--- Exercise input ---

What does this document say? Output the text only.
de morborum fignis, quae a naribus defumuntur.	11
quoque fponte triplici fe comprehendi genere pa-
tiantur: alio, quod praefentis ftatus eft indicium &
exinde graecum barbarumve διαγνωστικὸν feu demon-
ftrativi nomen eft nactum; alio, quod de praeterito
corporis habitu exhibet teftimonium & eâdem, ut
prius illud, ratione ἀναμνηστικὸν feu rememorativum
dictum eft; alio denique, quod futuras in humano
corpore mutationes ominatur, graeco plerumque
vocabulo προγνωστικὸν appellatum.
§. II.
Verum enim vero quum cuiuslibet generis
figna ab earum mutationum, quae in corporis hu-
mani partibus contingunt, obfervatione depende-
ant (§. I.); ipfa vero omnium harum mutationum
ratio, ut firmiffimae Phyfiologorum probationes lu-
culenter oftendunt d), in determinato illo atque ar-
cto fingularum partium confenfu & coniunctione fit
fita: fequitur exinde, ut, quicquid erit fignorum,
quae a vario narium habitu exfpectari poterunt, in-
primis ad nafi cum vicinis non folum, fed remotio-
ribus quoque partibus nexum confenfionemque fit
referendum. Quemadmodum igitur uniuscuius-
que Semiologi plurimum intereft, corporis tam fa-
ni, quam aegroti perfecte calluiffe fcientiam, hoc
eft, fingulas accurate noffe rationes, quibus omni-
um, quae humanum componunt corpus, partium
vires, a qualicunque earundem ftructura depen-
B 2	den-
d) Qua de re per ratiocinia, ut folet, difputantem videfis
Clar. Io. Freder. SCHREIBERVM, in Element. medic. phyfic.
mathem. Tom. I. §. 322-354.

---

Give back the whole listing exactly as it reads.

§ The answer
What does this document say? Output the text only.
de morborum fignis, quae a naribus defumuntur.	11
quoque fponte triplici fe comprehendi genere pa-
tiantur: alio, quod praefentis ftatus eft indicium &
exinde graecum barbarumve διαγνωστικὸν feu demon-
ftrativi nomen eft nactum; alio, quod de praeterito
corporis habitu exhibet teftimonium & eâdem, ut
prius illud, ratione ἀναμνηστικὸν feu rememorativum
dictum eft; alio denique, quod futuras in humano
corpore mutationes ominatur, graeco plerumque
vocabulo προγνωστικὸν appellatum.
§. II.
Verum enim vero quum cuiuslibet generis
figna ab earum mutationum, quae in corporis hu-
mani partibus contingunt, obfervatione depende-
ant (§. I.); ipfa vero omnium harum mutationum
ratio, ut firmiffimae Phyfiologorum probationes lu-
culenter oftendunt d), in determinato illo atque ar-
cto fingularum partium confenfu & coniunctione fit
fita: fequitur exinde, ut, quicquid erit fignorum,
quae a vario narium habitu exfpectari poterunt, in-
primis ad nafi cum vicinis non folum, fed remotio-
ribus quoque partibus nexum confenfionemque fit
referendum. Quemadmodum igitur uniuscuius-
que Semiologi plurimum intereft, corporis tam fa-
ni, quam aegroti perfecte calluiffe fcientiam, hoc
eft, fingulas accurate noffe rationes, quibus omni-
um, quae humanum componunt corpus, partium
vires, a qualicunque earundem ftructura depen-
B 2	den-
d) Qua de re per ratiocinia, ut folet, difputantem videfis
Clar. Io. Freder. SCHREIBERVM, in Element. medic. phyfic.
mathem. Tom. I. §. 322-354.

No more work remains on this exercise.